▶ [INSTRUCTION]
Pull out every line below that contains the word "text".

□ □ □ □ □

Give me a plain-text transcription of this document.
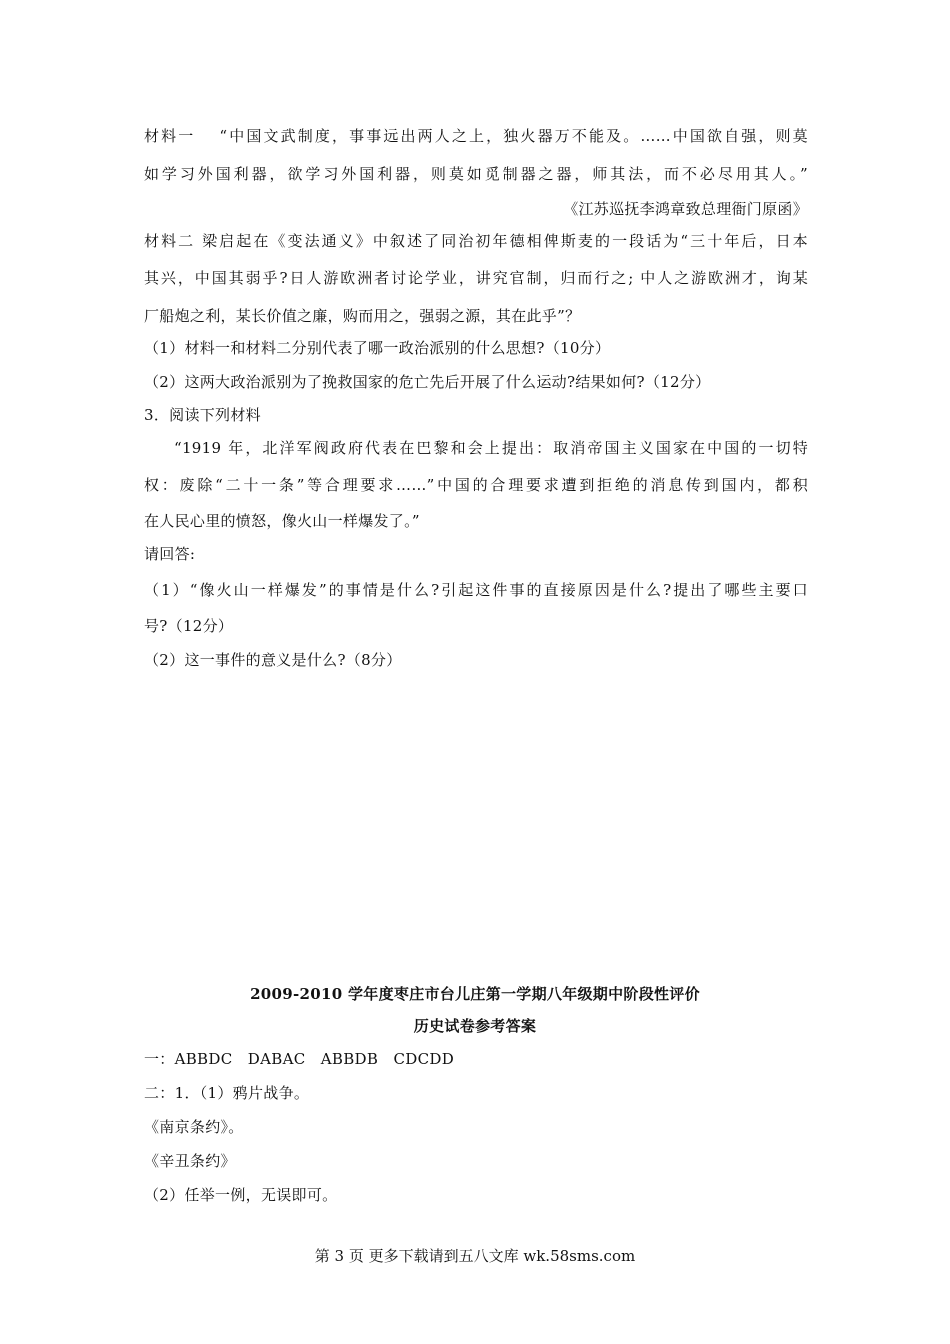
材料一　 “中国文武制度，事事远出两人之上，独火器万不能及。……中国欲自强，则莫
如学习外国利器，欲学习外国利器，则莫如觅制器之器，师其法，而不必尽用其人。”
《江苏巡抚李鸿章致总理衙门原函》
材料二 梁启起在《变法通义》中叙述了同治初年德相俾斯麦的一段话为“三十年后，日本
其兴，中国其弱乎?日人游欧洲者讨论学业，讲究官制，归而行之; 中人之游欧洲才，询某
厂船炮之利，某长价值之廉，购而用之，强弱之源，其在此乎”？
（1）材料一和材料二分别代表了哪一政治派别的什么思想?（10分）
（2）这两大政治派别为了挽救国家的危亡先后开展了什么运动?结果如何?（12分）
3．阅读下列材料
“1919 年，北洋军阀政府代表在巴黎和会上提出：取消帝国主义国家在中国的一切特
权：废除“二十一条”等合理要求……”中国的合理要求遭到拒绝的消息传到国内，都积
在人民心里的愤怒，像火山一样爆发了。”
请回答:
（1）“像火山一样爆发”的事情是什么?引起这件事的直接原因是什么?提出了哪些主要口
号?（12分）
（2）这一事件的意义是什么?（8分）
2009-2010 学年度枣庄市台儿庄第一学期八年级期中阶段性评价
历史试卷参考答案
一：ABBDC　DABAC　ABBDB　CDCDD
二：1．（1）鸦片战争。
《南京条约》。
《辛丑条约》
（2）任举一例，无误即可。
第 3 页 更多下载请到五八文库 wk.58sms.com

□ □ □ □ □

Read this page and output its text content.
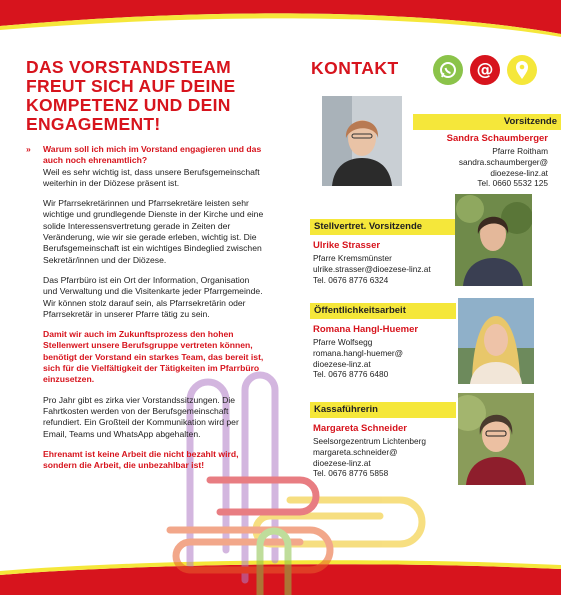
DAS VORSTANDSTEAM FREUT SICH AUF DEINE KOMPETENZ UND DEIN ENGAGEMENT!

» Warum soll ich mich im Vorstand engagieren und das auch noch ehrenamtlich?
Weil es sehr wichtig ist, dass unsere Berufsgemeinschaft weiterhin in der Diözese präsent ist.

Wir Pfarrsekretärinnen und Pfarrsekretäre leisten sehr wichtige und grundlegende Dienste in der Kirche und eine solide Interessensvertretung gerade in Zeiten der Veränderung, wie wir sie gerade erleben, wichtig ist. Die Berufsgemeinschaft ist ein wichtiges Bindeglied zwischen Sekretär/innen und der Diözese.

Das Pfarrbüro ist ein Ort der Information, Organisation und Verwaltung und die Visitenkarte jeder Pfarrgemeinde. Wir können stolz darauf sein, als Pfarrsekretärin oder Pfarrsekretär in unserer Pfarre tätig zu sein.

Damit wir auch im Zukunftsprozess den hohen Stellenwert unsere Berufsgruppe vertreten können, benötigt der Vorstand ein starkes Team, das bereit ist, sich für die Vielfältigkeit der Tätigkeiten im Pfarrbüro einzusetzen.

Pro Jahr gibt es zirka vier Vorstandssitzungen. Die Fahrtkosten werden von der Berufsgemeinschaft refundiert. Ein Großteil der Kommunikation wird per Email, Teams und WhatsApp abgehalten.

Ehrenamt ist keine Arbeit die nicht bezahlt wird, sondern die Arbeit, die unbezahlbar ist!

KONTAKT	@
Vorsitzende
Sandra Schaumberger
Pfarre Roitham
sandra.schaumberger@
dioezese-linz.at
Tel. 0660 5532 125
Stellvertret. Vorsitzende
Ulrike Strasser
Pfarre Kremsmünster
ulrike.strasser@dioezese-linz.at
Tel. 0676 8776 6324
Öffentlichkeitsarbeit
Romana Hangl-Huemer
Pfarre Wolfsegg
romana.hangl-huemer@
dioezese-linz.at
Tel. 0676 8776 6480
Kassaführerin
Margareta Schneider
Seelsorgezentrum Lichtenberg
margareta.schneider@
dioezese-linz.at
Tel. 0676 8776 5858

□ □ □ □ □

▶ [ANSWER IN FULL]
Give me a plain-text transcription of this document.
Read this page and output its text content.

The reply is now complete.